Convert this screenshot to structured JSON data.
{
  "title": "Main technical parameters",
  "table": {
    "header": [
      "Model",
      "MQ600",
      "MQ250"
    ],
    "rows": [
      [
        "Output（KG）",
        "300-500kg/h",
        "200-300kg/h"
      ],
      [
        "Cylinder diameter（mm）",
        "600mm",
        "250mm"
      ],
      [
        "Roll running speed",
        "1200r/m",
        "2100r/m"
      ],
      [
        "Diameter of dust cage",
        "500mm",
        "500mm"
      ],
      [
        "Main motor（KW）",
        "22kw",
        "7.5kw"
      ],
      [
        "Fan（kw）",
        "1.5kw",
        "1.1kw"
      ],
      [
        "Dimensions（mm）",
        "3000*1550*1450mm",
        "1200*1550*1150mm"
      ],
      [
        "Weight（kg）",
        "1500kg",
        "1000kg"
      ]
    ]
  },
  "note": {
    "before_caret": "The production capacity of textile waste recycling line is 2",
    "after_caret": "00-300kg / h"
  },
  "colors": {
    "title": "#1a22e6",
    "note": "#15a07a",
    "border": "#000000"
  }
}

┄┄┄┄┄┄┄┄┄┄┄┄┄┄┄┄┄┄┄┄

Filter the data for the string "Main" and copy every line that has it.

_Answer to this problem:_
  "title": "Main technical parameters",
        "Main motor（KW）",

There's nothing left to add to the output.